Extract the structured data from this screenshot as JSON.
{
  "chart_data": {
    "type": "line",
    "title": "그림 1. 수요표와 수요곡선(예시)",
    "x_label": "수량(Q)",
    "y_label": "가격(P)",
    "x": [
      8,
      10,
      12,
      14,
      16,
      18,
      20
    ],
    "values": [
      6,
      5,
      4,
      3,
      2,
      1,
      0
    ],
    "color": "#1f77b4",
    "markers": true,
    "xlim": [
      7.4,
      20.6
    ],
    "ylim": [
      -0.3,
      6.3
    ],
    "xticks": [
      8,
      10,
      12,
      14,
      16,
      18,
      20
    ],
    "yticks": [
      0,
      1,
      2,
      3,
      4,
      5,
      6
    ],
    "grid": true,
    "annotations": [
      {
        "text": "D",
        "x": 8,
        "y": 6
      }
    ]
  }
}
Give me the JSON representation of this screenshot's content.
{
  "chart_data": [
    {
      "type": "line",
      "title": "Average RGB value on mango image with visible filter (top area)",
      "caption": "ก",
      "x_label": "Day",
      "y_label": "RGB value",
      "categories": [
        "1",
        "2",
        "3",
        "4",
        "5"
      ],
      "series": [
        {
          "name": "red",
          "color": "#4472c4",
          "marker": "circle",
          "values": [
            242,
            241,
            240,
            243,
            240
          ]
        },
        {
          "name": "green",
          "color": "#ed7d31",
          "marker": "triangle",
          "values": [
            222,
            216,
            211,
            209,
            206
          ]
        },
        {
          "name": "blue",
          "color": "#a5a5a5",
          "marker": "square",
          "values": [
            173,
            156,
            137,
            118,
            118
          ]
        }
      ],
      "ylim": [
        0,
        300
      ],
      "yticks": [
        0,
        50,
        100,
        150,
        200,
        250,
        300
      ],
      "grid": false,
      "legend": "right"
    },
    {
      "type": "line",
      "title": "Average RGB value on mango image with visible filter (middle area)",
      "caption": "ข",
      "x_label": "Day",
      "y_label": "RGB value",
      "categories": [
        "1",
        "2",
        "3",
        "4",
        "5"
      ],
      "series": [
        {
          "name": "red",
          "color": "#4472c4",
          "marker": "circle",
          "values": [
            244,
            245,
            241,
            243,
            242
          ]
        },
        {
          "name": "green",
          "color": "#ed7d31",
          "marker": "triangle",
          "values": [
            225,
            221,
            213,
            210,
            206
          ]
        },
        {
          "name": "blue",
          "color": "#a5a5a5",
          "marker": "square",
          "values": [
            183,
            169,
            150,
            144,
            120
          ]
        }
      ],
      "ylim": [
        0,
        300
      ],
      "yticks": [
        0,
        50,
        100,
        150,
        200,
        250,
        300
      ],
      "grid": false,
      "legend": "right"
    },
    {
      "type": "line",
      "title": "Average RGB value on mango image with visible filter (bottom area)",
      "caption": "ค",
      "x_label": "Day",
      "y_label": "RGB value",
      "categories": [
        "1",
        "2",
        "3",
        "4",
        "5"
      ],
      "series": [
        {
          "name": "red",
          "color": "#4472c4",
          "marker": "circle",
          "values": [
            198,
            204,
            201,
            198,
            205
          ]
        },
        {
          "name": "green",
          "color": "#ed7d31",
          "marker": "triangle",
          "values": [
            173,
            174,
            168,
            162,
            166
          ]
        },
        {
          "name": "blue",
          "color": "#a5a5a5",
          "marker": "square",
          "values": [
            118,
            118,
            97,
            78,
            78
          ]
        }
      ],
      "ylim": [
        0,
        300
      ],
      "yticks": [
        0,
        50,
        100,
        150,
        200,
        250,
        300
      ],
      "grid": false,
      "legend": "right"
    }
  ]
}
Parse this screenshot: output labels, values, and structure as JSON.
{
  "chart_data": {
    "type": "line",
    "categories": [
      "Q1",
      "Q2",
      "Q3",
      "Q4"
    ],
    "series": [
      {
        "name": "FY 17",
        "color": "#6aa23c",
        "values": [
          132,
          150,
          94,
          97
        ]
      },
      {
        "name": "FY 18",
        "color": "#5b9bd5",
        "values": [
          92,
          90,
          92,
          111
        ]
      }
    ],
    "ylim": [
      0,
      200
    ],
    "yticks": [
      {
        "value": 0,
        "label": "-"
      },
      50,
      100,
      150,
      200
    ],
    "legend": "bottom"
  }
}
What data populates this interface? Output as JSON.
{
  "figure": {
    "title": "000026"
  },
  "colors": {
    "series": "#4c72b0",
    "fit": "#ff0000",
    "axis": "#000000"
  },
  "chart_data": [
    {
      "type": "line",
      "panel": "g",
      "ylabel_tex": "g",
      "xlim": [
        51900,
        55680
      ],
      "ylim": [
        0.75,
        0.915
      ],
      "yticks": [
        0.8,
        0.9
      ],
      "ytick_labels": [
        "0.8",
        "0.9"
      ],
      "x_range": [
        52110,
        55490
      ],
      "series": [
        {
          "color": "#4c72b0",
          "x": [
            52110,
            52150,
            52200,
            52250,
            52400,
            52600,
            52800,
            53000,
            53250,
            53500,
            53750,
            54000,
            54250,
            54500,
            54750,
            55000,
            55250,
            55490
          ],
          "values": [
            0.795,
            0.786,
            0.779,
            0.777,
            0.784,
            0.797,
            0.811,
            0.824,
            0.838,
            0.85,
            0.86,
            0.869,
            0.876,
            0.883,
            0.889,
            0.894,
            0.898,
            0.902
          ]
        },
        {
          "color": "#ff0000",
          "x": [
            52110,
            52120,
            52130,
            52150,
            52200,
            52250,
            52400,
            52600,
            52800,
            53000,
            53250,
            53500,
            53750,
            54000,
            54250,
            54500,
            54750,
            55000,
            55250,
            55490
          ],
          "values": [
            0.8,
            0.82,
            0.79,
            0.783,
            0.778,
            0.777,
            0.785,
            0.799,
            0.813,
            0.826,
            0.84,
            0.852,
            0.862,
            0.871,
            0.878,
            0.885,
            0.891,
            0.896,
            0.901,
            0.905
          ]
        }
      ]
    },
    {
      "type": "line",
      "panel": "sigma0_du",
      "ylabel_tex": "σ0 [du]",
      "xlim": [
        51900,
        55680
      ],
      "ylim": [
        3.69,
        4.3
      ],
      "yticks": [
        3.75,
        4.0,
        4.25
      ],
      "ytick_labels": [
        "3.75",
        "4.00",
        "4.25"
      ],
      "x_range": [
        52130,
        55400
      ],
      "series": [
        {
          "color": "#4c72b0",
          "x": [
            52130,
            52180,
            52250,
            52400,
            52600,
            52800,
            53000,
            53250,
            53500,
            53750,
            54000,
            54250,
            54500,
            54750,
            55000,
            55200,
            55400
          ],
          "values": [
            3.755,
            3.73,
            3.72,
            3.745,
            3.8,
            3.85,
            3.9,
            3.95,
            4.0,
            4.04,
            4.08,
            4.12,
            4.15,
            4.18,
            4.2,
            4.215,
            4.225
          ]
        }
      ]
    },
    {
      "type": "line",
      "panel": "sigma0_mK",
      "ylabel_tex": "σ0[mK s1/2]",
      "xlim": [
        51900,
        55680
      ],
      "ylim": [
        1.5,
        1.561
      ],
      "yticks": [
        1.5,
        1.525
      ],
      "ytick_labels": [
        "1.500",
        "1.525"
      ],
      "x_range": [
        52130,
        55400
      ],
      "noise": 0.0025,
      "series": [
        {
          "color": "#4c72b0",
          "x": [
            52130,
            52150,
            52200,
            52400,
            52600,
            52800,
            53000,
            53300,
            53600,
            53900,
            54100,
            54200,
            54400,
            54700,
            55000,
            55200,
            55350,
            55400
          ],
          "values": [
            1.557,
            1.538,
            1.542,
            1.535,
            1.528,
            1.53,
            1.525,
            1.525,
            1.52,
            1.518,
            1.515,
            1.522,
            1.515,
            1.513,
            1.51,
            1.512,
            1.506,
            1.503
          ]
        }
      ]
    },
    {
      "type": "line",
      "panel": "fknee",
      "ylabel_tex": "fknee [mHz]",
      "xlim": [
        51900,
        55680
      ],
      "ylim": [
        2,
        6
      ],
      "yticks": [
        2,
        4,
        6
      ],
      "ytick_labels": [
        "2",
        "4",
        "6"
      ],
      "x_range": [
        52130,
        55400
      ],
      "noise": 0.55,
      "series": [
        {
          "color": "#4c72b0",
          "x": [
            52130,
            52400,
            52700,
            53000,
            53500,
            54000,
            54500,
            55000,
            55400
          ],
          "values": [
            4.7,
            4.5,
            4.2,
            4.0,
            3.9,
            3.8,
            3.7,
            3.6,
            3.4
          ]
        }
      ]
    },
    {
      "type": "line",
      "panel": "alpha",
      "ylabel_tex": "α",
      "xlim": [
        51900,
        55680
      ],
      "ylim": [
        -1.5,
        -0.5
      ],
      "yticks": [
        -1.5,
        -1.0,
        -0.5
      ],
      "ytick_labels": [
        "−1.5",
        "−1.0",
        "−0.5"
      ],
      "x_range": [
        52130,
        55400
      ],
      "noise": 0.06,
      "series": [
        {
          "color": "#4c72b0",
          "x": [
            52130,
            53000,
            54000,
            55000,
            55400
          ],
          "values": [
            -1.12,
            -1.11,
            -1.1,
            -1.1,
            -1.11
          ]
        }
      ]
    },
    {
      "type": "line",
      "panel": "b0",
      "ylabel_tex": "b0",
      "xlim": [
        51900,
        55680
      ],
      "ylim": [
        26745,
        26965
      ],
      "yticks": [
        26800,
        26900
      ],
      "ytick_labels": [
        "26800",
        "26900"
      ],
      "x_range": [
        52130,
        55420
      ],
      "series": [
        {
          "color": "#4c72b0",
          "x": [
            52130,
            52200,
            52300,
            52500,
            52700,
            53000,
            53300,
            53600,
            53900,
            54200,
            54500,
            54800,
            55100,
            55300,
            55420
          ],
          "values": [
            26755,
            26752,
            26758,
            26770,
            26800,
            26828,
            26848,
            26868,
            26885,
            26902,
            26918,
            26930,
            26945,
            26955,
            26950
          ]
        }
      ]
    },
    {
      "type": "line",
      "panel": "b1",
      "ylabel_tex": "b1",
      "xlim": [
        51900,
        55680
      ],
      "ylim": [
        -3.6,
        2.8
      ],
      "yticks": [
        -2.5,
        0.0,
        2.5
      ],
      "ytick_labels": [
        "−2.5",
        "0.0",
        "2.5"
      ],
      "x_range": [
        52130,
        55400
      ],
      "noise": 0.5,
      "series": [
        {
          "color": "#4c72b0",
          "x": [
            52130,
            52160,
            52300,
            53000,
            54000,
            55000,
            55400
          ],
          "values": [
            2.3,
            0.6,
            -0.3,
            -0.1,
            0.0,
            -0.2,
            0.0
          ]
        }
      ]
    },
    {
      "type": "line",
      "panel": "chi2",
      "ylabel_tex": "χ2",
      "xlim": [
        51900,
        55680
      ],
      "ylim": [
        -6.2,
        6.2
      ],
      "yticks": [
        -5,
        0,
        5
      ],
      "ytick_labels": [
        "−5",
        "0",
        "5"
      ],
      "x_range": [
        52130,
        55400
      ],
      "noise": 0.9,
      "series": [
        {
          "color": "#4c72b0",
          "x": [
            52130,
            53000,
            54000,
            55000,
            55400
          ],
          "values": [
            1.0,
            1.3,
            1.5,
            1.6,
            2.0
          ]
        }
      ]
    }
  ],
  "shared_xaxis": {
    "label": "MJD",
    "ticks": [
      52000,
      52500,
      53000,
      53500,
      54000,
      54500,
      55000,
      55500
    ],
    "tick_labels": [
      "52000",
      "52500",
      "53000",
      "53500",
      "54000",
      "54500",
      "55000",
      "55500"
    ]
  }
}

•••••

▸ Exercise: Copy, from the material, each line that holds the string "Average".

▸ Response to the exercise:
      "title": "Average RGB value on mango image with visible filter (top area)",
      "title": "Average RGB value on mango image with visible filter (middle area)",
      "title": "Average RGB value on mango image with visible filter (bottom area)",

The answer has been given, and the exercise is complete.